### Do this
Search the listing below for the word "разработки" and copy each line that holds it.

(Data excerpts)
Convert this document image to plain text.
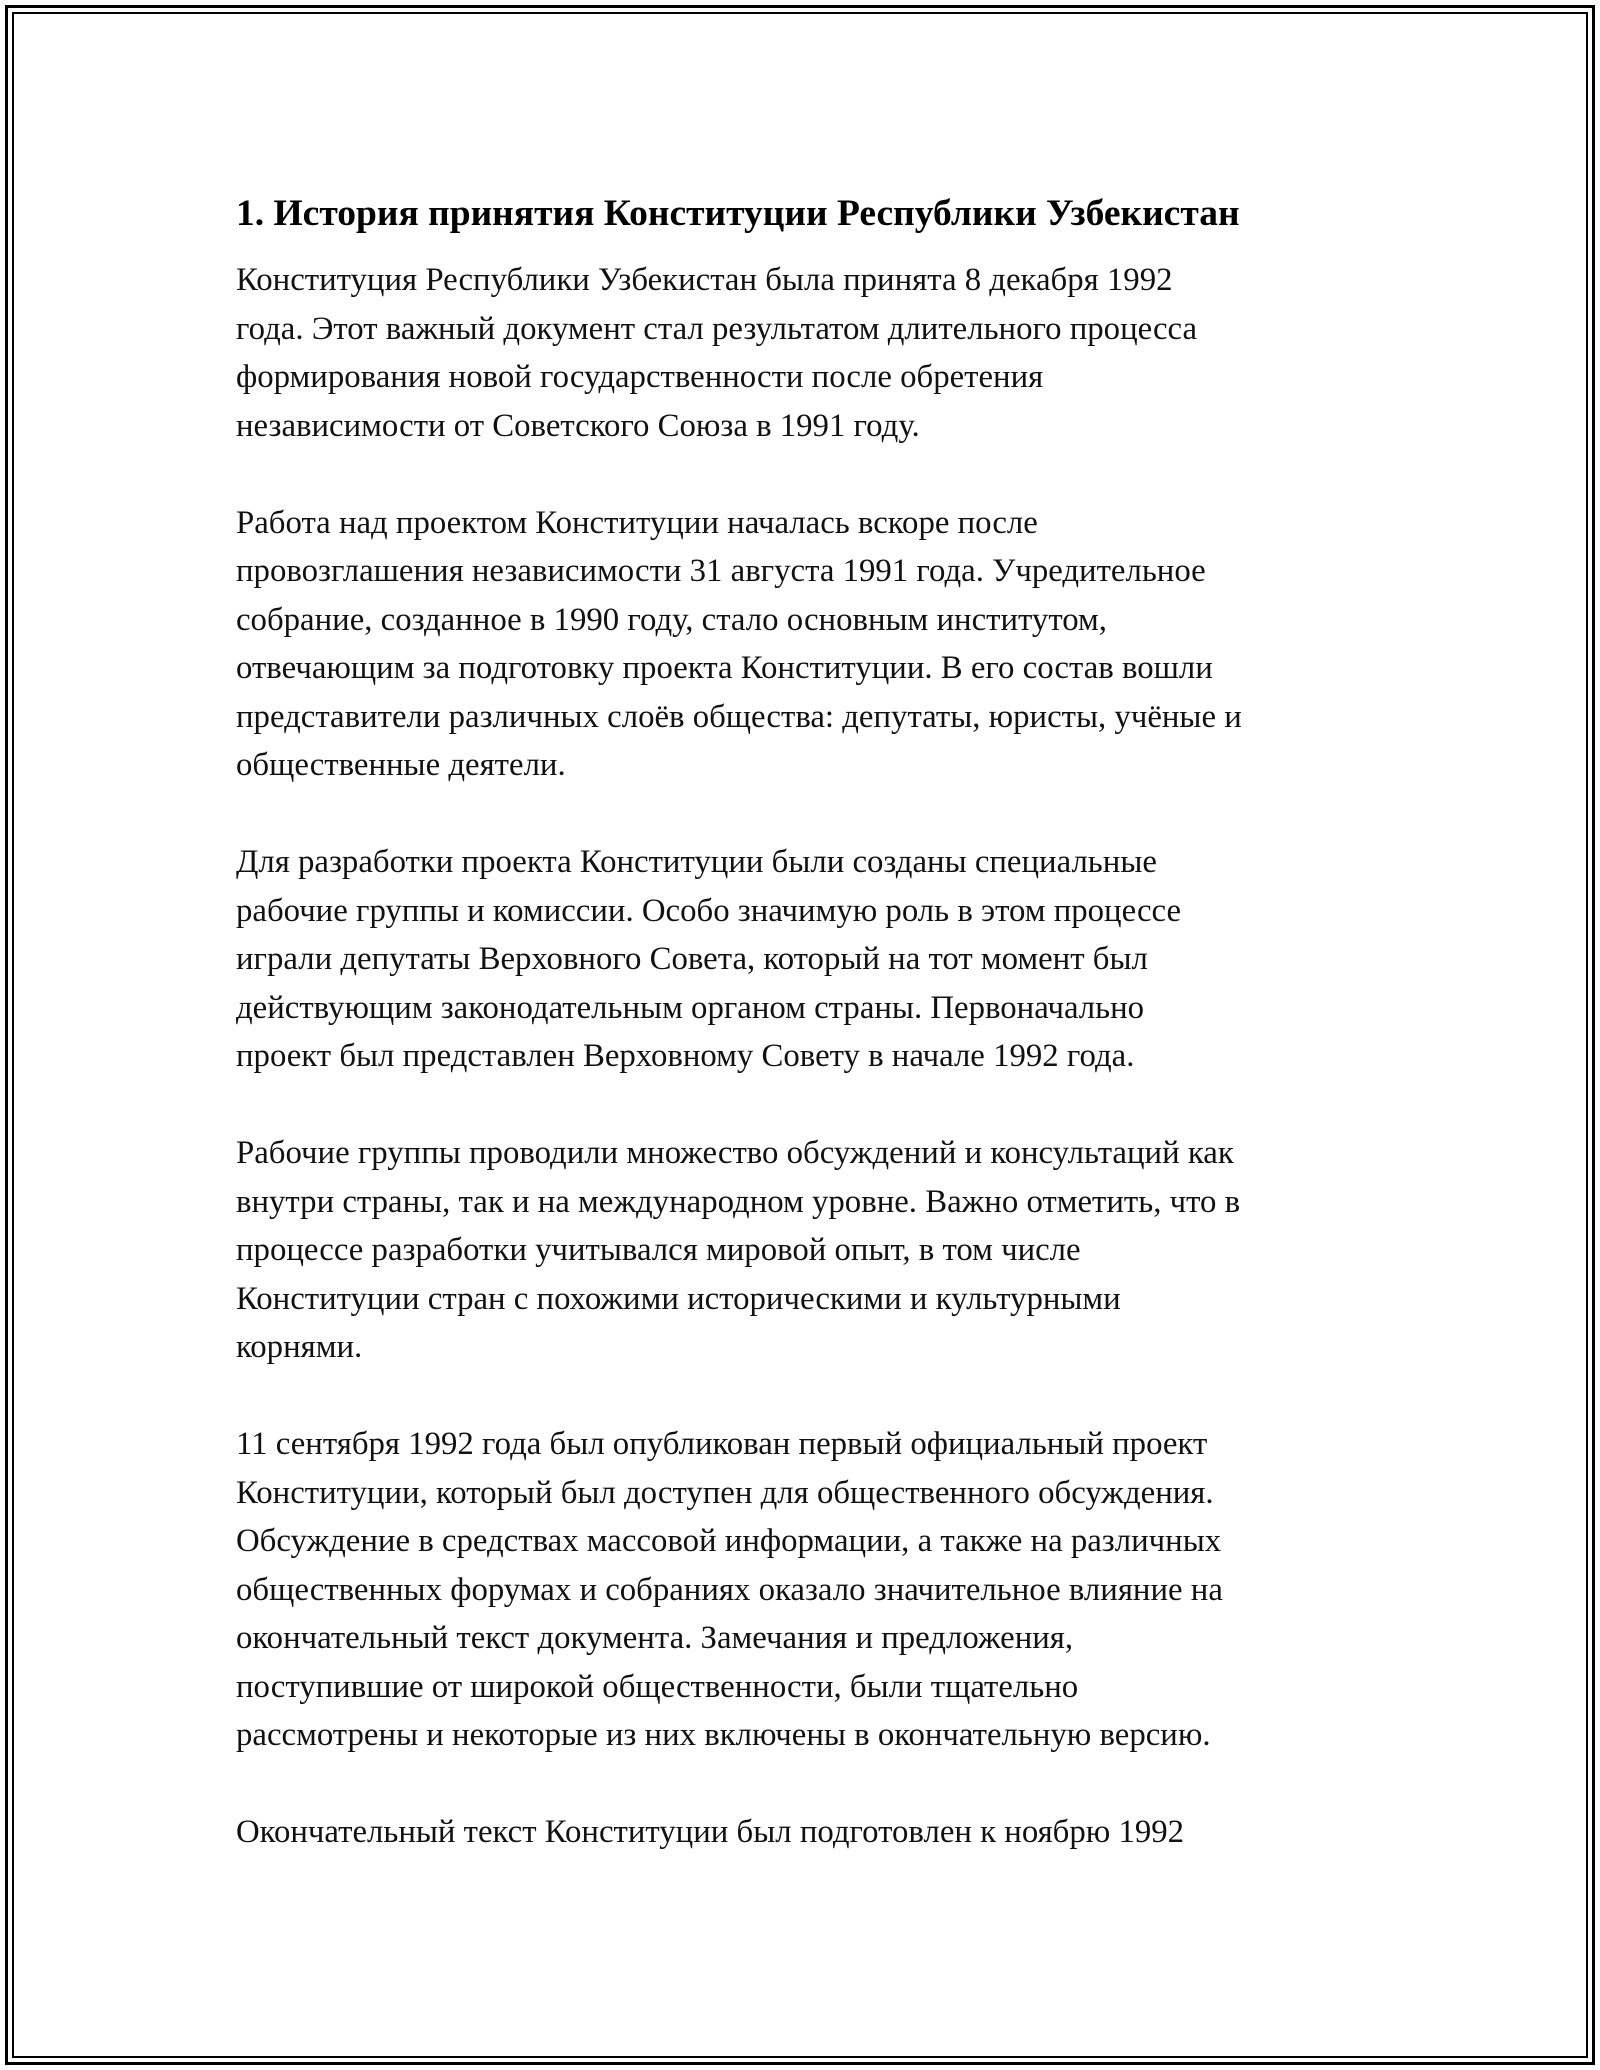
1. История принятия Конституции Республики Узбекистан

Конституция Республики Узбекистан была принята 8 декабря 1992
года. Этот важный документ стал результатом длительного процесса
формирования новой государственности после обретения
независимости от Советского Союза в 1991 году.

Работа над проектом Конституции началась вскоре после
провозглашения независимости 31 августа 1991 года. Учредительное
собрание, созданное в 1990 году, стало основным институтом,
отвечающим за подготовку проекта Конституции. В его состав вошли
представители различных слоёв общества: депутаты, юристы, учёные и
общественные деятели.

Для разработки проекта Конституции были созданы специальные
рабочие группы и комиссии. Особо значимую роль в этом процессе
играли депутаты Верховного Совета, который на тот момент был
действующим законодательным органом страны. Первоначально
проект был представлен Верховному Совету в начале 1992 года.

Рабочие группы проводили множество обсуждений и консультаций как
внутри страны, так и на международном уровне. Важно отметить, что в
процессе разработки учитывался мировой опыт, в том числе
Конституции стран с похожими историческими и культурными
корнями.

11 сентября 1992 года был опубликован первый официальный проект
Конституции, который был доступен для общественного обсуждения.
Обсуждение в средствах массовой информации, а также на различных
общественных форумах и собраниях оказало значительное влияние на
окончательный текст документа. Замечания и предложения,
поступившие от широкой общественности, были тщательно
рассмотрены и некоторые из них включены в окончательную версию.

Окончательный текст Конституции был подготовлен к ноябрю 1992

### Completed task
Для разработки проекта Конституции были созданы специальные
процессе разработки учитывался мировой опыт, в том числе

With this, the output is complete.